Task directions —
What lines of the data hold the string "Baseline"? Pull each one out.

Records for the task —
====================
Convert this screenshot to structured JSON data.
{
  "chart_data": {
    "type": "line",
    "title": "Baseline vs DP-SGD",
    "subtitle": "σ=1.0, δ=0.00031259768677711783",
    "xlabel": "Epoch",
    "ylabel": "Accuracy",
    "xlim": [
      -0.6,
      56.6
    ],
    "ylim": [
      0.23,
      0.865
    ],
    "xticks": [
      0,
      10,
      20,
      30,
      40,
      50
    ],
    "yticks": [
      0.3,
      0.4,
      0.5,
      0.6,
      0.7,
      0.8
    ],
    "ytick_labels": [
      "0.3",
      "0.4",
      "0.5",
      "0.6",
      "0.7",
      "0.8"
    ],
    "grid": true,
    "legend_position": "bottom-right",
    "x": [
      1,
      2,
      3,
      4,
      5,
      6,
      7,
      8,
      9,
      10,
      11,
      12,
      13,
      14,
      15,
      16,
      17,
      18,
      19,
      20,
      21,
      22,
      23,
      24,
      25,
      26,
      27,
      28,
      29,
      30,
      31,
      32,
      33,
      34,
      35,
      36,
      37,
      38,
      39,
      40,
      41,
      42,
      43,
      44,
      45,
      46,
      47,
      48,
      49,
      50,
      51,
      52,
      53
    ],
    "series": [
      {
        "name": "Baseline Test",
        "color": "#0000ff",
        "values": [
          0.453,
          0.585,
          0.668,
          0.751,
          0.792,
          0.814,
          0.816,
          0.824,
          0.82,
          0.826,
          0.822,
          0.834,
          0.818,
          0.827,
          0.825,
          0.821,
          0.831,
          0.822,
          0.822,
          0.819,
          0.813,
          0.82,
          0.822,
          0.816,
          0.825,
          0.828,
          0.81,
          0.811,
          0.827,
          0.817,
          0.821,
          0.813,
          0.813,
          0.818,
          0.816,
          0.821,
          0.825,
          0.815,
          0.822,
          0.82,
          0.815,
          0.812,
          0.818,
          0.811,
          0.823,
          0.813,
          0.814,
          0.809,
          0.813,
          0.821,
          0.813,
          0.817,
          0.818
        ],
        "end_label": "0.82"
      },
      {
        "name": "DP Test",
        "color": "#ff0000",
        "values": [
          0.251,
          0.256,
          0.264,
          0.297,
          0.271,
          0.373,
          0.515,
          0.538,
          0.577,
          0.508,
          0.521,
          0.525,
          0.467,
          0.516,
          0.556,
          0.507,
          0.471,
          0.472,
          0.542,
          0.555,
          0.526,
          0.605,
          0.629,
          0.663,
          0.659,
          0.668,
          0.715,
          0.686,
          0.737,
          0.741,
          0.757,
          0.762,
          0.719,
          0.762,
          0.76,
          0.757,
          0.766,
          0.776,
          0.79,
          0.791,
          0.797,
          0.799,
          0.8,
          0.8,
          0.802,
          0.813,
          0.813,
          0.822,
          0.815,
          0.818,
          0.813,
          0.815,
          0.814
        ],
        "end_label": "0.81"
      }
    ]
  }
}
====================
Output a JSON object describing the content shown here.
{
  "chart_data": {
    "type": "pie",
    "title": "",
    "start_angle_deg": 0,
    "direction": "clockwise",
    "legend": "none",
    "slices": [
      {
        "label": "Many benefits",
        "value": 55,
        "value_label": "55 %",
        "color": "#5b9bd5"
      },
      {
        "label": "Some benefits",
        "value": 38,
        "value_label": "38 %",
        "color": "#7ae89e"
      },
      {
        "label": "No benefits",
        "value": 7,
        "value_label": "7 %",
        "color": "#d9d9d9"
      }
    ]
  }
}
====================
Solution to this task —
    "title": "Baseline vs DP-SGD",
        "name": "Baseline Test",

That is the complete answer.